## Given records:

------------------------

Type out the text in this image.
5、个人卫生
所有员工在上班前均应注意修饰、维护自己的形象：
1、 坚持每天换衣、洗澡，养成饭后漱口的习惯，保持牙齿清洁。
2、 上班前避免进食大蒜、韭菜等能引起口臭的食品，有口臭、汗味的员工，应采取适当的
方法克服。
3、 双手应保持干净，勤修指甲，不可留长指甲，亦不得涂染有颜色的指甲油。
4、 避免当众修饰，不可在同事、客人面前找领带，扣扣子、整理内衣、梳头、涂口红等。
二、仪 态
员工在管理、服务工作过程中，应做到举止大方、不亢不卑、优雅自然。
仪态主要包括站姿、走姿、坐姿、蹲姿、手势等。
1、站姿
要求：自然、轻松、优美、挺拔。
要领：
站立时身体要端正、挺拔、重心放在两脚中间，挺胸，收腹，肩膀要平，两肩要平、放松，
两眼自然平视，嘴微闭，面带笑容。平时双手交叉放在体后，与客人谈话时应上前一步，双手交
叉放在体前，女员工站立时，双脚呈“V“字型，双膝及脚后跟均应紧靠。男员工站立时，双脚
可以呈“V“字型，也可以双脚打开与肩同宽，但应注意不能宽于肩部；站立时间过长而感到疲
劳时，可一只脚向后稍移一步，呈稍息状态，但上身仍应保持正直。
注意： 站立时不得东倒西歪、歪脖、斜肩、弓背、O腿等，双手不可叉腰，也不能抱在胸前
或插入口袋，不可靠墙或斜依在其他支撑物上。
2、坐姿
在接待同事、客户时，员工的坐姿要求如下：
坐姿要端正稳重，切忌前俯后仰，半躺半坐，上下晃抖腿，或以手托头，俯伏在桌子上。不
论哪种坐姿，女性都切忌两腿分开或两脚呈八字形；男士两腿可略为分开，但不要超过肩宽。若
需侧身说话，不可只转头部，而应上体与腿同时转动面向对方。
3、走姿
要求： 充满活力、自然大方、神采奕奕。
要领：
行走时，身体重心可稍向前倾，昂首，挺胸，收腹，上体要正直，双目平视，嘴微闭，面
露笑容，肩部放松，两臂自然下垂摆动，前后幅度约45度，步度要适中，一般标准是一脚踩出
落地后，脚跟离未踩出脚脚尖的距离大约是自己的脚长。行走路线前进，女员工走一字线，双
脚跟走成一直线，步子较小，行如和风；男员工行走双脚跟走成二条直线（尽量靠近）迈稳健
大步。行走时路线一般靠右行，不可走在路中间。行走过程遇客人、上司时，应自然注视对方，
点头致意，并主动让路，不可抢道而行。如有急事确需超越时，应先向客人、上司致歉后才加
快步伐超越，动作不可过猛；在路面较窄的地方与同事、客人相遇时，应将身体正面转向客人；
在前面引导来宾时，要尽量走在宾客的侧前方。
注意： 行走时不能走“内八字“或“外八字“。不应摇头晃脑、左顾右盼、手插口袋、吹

------------------------

## What is required:
Go through the material above line by line and copy it exactly.

## Solution:
Type out the text in this image.
5、个人卫生
所有员工在上班前均应注意修饰、维护自己的形象：
1、 坚持每天换衣、洗澡，养成饭后漱口的习惯，保持牙齿清洁。
2、 上班前避免进食大蒜、韭菜等能引起口臭的食品，有口臭、汗味的员工，应采取适当的
方法克服。
3、 双手应保持干净，勤修指甲，不可留长指甲，亦不得涂染有颜色的指甲油。
4、 避免当众修饰，不可在同事、客人面前找领带，扣扣子、整理内衣、梳头、涂口红等。
二、仪 态
员工在管理、服务工作过程中，应做到举止大方、不亢不卑、优雅自然。
仪态主要包括站姿、走姿、坐姿、蹲姿、手势等。
1、站姿
要求：自然、轻松、优美、挺拔。
要领：
站立时身体要端正、挺拔、重心放在两脚中间，挺胸，收腹，肩膀要平，两肩要平、放松，
两眼自然平视，嘴微闭，面带笑容。平时双手交叉放在体后，与客人谈话时应上前一步，双手交
叉放在体前，女员工站立时，双脚呈“V“字型，双膝及脚后跟均应紧靠。男员工站立时，双脚
可以呈“V“字型，也可以双脚打开与肩同宽，但应注意不能宽于肩部；站立时间过长而感到疲
劳时，可一只脚向后稍移一步，呈稍息状态，但上身仍应保持正直。
注意： 站立时不得东倒西歪、歪脖、斜肩、弓背、O腿等，双手不可叉腰，也不能抱在胸前
或插入口袋，不可靠墙或斜依在其他支撑物上。
2、坐姿
在接待同事、客户时，员工的坐姿要求如下：
坐姿要端正稳重，切忌前俯后仰，半躺半坐，上下晃抖腿，或以手托头，俯伏在桌子上。不
论哪种坐姿，女性都切忌两腿分开或两脚呈八字形；男士两腿可略为分开，但不要超过肩宽。若
需侧身说话，不可只转头部，而应上体与腿同时转动面向对方。
3、走姿
要求： 充满活力、自然大方、神采奕奕。
要领：
行走时，身体重心可稍向前倾，昂首，挺胸，收腹，上体要正直，双目平视，嘴微闭，面
露笑容，肩部放松，两臂自然下垂摆动，前后幅度约45度，步度要适中，一般标准是一脚踩出
落地后，脚跟离未踩出脚脚尖的距离大约是自己的脚长。行走路线前进，女员工走一字线，双
脚跟走成一直线，步子较小，行如和风；男员工行走双脚跟走成二条直线（尽量靠近）迈稳健
大步。行走时路线一般靠右行，不可走在路中间。行走过程遇客人、上司时，应自然注视对方，
点头致意，并主动让路，不可抢道而行。如有急事确需超越时，应先向客人、上司致歉后才加
快步伐超越，动作不可过猛；在路面较窄的地方与同事、客人相遇时，应将身体正面转向客人；
在前面引导来宾时，要尽量走在宾客的侧前方。
注意： 行走时不能走“内八字“或“外八字“。不应摇头晃脑、左顾右盼、手插口袋、吹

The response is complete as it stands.